Archives Blog October 2019
Venerable Mother Magdalen Taylor and her connection with St. Winefride’s Well
Holywell in North Wales (in Welsh Treffynnon), must surely be one of the most fascinating and beguiling pilgrimage sites in the British Isles, the nobility of the architecture of the shrine and related buildings only being matched by the sylvan beauty of its setting. In this post I am going to say a little about Mother Magdalen’s devotion to St Winefride, and how it came to be reflected in what was probably one of her most popular, though now little known literary productions.
St Winefride’s Well at Holywell has been a continuous site of pilgrimage since the seventh century. But the life of its titular saint is shrouded in the mists of antiquity. According to the picturesque legend on which her reputation for sanctity is based, Winefride (in Welsh, Gwenfrewi) was a noblewoman who lost her life thwarting the attentions of a cruel and importunate suitor. But she was miraculously restored to life by her uncle and mentor, St Beuno. She later went on to become abbess of a convent at Gwytherin, some thirty miles away. Her spring of healing water is said to have leapt up from the very spot where she was martyred, a powerful symbol of grace and balm flowing from the rejection and defeat of violence, lust and cruelty.

_EXTRACTED RECORDS_
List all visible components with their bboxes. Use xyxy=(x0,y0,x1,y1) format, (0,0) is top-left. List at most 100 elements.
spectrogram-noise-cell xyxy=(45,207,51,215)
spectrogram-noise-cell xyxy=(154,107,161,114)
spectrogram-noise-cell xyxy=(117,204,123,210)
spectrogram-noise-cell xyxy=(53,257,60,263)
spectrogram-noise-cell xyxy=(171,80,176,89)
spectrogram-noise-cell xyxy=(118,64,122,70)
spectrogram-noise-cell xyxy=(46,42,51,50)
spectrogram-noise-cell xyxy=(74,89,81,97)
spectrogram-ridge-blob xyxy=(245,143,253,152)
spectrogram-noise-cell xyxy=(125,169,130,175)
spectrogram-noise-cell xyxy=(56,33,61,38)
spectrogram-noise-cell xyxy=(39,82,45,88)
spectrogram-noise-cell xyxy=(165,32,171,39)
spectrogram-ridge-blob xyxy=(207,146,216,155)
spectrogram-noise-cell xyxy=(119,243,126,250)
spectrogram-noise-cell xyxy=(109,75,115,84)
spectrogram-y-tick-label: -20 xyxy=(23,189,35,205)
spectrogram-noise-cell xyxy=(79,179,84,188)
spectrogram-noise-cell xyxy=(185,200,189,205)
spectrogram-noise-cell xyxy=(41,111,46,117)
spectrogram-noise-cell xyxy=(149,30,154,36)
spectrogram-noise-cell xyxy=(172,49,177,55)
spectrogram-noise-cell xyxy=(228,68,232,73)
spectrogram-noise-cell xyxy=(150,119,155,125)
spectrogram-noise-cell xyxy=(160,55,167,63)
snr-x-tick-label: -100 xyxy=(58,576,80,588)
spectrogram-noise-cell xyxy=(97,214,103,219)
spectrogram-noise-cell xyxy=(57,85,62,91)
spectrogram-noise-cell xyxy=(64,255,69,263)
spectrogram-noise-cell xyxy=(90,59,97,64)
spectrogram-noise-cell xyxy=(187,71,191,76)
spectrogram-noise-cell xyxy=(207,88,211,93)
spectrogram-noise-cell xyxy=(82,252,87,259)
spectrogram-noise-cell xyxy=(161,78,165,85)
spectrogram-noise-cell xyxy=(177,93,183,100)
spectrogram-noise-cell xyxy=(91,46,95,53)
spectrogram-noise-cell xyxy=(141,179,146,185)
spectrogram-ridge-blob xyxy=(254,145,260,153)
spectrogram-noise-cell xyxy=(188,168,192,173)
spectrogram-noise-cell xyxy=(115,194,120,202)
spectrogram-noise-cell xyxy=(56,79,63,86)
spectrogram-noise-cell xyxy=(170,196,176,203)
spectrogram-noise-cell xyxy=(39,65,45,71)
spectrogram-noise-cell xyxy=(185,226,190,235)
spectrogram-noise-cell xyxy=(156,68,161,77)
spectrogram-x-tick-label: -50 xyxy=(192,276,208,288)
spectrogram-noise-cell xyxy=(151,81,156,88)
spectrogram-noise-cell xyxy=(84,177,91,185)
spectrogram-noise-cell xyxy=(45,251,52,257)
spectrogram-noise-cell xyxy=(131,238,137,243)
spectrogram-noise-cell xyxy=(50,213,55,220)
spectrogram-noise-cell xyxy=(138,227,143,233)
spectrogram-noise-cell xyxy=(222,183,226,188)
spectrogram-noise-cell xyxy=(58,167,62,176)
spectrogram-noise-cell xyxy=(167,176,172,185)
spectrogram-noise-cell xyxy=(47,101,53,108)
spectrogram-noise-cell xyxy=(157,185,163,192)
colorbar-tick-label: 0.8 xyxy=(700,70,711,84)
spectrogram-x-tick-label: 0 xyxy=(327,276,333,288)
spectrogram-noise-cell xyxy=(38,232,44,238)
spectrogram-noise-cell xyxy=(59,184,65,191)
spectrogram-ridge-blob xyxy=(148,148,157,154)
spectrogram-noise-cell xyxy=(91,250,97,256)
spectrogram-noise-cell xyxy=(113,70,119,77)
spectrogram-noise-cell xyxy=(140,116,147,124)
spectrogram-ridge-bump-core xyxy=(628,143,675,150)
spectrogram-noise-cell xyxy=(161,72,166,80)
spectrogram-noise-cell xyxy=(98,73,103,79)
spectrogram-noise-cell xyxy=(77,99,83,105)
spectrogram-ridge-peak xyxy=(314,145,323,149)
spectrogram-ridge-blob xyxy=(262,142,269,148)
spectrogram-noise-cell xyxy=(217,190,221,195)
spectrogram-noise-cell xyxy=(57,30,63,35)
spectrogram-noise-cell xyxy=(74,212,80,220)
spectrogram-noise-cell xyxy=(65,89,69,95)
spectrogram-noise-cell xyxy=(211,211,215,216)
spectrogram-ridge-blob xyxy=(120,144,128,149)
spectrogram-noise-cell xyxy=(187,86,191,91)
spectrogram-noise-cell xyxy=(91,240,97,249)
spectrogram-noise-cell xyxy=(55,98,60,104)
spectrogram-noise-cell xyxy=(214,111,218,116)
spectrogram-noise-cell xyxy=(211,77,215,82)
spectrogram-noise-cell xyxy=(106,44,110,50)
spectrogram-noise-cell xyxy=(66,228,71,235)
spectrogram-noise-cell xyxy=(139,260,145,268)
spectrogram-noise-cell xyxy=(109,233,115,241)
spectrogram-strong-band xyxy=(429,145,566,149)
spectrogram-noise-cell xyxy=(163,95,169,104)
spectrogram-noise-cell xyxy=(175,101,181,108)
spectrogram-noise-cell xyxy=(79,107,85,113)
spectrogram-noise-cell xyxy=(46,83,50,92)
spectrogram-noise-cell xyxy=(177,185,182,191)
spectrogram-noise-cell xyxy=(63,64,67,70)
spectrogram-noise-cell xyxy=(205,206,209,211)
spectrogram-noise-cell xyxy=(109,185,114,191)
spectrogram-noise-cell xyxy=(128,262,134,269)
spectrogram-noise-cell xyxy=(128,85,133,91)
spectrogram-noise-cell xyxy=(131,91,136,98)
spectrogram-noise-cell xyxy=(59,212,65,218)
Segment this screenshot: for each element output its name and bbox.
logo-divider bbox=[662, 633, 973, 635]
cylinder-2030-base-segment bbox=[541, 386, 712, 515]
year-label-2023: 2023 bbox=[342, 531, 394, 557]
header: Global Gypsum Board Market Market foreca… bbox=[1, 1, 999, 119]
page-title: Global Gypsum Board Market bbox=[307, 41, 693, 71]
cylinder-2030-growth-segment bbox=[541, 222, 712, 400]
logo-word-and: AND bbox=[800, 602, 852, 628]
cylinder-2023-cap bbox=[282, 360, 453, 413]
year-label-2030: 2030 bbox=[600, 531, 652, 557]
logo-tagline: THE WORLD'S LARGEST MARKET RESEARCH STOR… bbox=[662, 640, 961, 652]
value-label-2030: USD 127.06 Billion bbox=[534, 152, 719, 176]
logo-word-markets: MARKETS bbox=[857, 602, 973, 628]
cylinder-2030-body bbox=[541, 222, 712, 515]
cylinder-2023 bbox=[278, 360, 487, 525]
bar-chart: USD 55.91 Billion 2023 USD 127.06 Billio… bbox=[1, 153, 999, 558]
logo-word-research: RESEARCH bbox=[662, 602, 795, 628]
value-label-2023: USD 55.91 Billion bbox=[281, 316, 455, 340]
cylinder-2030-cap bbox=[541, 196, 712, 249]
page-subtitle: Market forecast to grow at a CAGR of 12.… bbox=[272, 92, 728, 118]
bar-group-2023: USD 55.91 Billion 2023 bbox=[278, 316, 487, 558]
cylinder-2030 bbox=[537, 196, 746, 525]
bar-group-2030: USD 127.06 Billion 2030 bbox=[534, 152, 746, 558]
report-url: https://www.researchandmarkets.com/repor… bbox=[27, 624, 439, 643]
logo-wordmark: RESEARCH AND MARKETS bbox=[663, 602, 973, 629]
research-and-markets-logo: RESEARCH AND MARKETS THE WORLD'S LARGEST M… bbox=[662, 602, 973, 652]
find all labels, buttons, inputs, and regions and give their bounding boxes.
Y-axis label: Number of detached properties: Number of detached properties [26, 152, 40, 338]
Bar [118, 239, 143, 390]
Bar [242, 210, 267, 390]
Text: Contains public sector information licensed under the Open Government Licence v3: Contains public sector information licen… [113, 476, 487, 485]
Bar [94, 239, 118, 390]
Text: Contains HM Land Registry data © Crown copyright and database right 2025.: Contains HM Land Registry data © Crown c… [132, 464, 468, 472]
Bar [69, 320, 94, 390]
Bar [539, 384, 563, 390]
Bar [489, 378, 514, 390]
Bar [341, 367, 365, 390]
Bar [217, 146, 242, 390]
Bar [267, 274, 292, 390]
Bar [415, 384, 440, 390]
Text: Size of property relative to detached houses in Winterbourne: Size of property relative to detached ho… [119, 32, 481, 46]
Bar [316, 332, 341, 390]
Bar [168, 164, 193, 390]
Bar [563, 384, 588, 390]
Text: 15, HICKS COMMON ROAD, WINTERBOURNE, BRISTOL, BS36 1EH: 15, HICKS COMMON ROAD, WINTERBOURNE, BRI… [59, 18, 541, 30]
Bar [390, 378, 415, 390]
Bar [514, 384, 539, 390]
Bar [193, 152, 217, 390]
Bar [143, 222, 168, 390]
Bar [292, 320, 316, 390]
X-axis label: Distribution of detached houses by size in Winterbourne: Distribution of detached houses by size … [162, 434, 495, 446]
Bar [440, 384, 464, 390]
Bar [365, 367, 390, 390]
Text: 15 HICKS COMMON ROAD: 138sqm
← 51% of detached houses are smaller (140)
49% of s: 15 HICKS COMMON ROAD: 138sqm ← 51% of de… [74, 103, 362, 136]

_WRITTEN REQUEST 1_
Reproduce word for word the lines of the records, starting with the first line of the records and going on through the line containing "spectrogram-ridge-blob xyxy=(254,145,260,153)", both included.
_WRITTEN REQUEST 2_
Carry on the text about St Winefride's Well from its last sentence.
The text and the records have no connection to each other.

_RESPONSE 1_
List all visible components with their bboxes. Use xyxy=(x0,y0,x1,y1) format, (0,0) is top-left. List at most 100 elements.
spectrogram-noise-cell xyxy=(45,207,51,215)
spectrogram-noise-cell xyxy=(154,107,161,114)
spectrogram-noise-cell xyxy=(117,204,123,210)
spectrogram-noise-cell xyxy=(53,257,60,263)
spectrogram-noise-cell xyxy=(171,80,176,89)
spectrogram-noise-cell xyxy=(118,64,122,70)
spectrogram-noise-cell xyxy=(46,42,51,50)
spectrogram-noise-cell xyxy=(74,89,81,97)
spectrogram-ridge-blob xyxy=(245,143,253,152)
spectrogram-noise-cell xyxy=(125,169,130,175)
spectrogram-noise-cell xyxy=(56,33,61,38)
spectrogram-noise-cell xyxy=(39,82,45,88)
spectrogram-noise-cell xyxy=(165,32,171,39)
spectrogram-ridge-blob xyxy=(207,146,216,155)
spectrogram-noise-cell xyxy=(119,243,126,250)
spectrogram-noise-cell xyxy=(109,75,115,84)
spectrogram-y-tick-label: -20 xyxy=(23,189,35,205)
spectrogram-noise-cell xyxy=(79,179,84,188)
spectrogram-noise-cell xyxy=(185,200,189,205)
spectrogram-noise-cell xyxy=(41,111,46,117)
spectrogram-noise-cell xyxy=(149,30,154,36)
spectrogram-noise-cell xyxy=(172,49,177,55)
spectrogram-noise-cell xyxy=(228,68,232,73)
spectrogram-noise-cell xyxy=(150,119,155,125)
spectrogram-noise-cell xyxy=(160,55,167,63)
snr-x-tick-label: -100 xyxy=(58,576,80,588)
spectrogram-noise-cell xyxy=(97,214,103,219)
spectrogram-noise-cell xyxy=(57,85,62,91)
spectrogram-noise-cell xyxy=(64,255,69,263)
spectrogram-noise-cell xyxy=(90,59,97,64)
spectrogram-noise-cell xyxy=(187,71,191,76)
spectrogram-noise-cell xyxy=(207,88,211,93)
spectrogram-noise-cell xyxy=(82,252,87,259)
spectrogram-noise-cell xyxy=(161,78,165,85)
spectrogram-noise-cell xyxy=(177,93,183,100)
spectrogram-noise-cell xyxy=(91,46,95,53)
spectrogram-noise-cell xyxy=(141,179,146,185)
spectrogram-ridge-blob xyxy=(254,145,260,153)

_RESPONSE 2_
The beautiful engraving of St Winefride (right) from Mother Magdalen’s book depicts her haloed as a saint, and in the habit of a nun, carrying in her right hand the crozier of an abbess and what appears to be the palm of martyrdom. She is in meditative pose, and to her right are a crown and perhaps lilies, probably reflective of her purity and sacrifice of status in becoming a religious. In her left hand she seems to be holding her own reliquary shrine, whilst in the background is the chapel and well chamber at Holywell. This beautiful chapel, with its elaborate late Gothic canopy over a large pool of living water, and fine upper storey next to the ancient parish church, was remarkable for its virtually intact survival throughout the Reformation period. Miraculous cures were reported throughout the history of the site, attributed to the intercession of the saint, and reports of healings continue to this day. The first ‘lives’ of St Winefride were not written until the twelfth century, with the transfer of the saint’s corporeal relics to Shrewsbury Abbey.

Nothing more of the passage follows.